[A run of records]
#####

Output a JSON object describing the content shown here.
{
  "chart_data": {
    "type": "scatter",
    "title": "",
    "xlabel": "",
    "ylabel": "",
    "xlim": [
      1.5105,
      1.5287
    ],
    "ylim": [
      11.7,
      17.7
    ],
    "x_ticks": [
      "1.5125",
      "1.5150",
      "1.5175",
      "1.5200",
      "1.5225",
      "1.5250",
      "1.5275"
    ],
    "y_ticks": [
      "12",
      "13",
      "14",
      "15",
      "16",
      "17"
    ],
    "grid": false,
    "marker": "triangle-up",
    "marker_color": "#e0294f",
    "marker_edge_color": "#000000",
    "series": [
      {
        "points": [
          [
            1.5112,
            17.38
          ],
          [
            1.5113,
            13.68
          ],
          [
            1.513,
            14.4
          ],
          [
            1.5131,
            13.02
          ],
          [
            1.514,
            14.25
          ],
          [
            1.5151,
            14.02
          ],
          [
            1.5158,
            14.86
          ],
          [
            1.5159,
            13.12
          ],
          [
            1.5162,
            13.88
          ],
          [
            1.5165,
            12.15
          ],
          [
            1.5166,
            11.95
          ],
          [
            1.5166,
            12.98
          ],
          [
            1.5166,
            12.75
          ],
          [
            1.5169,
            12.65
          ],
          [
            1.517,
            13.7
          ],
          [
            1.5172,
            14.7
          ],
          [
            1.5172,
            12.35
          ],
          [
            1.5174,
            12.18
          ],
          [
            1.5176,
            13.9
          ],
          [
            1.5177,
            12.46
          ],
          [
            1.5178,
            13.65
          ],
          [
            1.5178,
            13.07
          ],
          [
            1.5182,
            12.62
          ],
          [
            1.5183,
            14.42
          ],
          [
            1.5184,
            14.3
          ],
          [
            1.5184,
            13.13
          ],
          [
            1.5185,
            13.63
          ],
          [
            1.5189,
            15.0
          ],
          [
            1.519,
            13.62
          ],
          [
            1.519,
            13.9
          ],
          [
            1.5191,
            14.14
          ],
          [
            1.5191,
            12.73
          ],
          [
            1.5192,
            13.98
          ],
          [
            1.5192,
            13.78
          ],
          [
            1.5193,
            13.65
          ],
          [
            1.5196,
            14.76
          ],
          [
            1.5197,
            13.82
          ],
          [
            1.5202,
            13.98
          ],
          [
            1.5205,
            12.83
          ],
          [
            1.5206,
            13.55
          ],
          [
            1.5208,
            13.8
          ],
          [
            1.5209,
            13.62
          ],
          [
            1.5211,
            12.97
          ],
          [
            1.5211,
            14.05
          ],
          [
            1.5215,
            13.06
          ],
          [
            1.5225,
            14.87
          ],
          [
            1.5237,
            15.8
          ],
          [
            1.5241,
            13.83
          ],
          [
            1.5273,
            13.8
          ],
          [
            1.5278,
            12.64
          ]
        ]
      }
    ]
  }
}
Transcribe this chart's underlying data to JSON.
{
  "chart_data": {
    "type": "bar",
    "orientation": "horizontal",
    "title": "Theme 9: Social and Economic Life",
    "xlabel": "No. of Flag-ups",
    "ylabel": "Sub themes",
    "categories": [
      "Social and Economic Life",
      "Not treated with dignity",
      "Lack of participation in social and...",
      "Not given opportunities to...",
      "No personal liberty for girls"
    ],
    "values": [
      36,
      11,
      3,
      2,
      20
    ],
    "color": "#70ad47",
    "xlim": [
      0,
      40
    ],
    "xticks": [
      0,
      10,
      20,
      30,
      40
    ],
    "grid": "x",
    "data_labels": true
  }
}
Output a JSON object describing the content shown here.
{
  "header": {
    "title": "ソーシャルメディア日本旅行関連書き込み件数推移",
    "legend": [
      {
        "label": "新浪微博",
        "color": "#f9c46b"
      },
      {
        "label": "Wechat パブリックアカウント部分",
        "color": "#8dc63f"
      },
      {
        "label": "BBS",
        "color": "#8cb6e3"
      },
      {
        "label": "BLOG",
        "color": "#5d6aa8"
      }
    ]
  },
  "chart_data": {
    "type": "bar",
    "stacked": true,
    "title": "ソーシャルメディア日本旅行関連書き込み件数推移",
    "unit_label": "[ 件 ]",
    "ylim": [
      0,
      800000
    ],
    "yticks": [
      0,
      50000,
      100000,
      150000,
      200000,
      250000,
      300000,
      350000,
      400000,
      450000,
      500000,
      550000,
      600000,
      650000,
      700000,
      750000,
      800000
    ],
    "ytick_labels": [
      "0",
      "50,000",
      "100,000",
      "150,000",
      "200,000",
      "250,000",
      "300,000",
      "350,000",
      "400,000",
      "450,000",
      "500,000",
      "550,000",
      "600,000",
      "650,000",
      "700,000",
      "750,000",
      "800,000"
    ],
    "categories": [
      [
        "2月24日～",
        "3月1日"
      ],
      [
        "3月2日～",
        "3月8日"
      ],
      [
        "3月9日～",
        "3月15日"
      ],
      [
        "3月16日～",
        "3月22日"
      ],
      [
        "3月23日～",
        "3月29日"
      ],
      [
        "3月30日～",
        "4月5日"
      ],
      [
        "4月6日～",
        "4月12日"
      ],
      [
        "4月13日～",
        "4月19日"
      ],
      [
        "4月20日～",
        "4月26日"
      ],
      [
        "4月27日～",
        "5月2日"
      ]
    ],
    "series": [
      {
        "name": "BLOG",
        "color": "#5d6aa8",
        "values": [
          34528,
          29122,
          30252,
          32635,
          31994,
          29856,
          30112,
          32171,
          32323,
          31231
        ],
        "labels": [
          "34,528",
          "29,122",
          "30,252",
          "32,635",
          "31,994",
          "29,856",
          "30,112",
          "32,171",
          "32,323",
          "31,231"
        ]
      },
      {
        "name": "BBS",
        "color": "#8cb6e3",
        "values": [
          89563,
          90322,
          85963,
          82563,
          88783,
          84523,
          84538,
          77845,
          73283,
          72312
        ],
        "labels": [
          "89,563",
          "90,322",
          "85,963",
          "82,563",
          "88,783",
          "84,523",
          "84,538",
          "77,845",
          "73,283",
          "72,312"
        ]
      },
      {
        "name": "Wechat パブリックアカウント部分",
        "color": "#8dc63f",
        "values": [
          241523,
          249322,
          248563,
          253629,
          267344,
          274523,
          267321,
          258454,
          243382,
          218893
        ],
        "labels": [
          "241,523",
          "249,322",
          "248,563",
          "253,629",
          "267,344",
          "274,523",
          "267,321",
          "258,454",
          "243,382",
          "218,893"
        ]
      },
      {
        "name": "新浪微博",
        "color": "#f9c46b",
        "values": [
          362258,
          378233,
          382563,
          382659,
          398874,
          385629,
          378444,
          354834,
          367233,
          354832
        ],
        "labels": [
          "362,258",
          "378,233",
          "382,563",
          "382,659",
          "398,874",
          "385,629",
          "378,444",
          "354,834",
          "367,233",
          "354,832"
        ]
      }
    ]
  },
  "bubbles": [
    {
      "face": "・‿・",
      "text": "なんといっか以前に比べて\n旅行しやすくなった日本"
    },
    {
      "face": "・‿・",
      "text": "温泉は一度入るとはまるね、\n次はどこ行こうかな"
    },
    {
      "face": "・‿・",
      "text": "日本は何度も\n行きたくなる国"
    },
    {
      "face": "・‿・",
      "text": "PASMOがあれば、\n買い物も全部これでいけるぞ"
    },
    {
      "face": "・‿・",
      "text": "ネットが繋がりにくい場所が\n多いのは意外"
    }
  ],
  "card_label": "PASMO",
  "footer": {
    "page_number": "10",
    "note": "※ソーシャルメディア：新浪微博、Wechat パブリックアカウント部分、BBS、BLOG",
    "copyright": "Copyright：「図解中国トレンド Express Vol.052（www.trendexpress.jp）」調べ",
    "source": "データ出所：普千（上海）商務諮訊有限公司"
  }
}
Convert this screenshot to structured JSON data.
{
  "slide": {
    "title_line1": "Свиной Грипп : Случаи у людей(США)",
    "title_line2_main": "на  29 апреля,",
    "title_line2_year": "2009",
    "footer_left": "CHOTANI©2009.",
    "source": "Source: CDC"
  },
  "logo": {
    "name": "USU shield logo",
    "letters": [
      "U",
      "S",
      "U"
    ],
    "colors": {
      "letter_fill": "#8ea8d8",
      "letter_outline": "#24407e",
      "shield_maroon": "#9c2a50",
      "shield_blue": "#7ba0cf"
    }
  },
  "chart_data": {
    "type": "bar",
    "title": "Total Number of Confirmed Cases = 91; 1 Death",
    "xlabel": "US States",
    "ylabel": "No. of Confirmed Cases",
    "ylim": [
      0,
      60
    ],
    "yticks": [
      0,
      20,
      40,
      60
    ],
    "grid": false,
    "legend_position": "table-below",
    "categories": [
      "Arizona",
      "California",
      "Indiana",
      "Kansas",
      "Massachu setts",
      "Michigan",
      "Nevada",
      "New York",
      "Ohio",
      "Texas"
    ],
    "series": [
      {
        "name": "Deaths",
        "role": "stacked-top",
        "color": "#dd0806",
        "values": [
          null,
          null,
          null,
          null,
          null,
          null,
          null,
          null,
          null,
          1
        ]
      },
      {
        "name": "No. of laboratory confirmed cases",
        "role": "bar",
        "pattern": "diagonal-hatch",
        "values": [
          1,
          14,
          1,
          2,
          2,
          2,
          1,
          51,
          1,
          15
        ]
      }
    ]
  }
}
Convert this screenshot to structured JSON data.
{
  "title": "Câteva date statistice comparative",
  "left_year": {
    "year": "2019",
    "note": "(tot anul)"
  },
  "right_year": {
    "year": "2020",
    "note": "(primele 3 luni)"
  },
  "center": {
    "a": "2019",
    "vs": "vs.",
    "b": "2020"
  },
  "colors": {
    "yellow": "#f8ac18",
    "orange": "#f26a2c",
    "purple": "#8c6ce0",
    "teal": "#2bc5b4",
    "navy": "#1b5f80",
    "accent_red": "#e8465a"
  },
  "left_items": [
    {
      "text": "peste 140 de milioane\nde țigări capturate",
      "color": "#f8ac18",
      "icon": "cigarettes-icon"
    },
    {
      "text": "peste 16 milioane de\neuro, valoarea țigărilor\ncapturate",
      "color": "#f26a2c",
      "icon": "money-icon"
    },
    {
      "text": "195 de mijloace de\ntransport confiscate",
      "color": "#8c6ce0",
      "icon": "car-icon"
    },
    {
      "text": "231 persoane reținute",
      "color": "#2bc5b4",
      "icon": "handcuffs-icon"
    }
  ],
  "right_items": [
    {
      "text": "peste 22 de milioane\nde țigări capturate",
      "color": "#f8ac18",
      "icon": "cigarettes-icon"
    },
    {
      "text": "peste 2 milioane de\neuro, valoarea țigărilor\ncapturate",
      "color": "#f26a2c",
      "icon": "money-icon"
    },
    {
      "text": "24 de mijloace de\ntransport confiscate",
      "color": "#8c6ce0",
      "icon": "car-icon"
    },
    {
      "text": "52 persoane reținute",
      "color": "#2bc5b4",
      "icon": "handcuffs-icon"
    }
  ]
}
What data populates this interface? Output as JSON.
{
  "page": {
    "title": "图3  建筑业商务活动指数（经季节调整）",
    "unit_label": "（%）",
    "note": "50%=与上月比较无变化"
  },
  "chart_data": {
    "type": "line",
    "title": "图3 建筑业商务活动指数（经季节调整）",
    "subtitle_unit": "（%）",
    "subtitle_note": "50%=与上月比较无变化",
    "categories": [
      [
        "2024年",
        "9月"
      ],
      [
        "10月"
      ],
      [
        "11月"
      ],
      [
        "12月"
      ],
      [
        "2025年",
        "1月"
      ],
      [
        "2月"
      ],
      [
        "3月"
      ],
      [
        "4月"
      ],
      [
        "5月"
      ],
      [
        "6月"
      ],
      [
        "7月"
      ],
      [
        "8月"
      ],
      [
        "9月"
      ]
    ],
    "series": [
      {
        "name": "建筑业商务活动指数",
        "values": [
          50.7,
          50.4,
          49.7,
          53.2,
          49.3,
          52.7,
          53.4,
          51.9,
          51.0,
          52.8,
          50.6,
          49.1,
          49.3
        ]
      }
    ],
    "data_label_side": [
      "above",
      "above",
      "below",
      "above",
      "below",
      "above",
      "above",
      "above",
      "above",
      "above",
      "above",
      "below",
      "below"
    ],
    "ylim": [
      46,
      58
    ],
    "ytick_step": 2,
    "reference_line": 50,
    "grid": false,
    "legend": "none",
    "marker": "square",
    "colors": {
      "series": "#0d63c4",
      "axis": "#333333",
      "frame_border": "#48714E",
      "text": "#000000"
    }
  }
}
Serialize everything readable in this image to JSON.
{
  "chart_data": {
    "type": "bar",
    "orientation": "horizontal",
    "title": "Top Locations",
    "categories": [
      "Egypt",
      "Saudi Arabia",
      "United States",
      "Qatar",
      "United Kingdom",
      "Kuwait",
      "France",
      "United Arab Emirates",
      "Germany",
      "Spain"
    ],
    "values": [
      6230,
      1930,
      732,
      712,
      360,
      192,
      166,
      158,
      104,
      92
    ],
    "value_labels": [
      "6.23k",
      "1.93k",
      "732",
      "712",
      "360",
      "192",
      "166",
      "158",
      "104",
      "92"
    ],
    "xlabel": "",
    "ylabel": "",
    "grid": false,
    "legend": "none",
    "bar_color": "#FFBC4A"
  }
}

#####

## PROBLEM
Pull every line containing "Life" from the data.

## SOLUTION FOR THIS EXERCISE
    "title": "Theme 9: Social and Economic Life",
      "Social and Economic Life",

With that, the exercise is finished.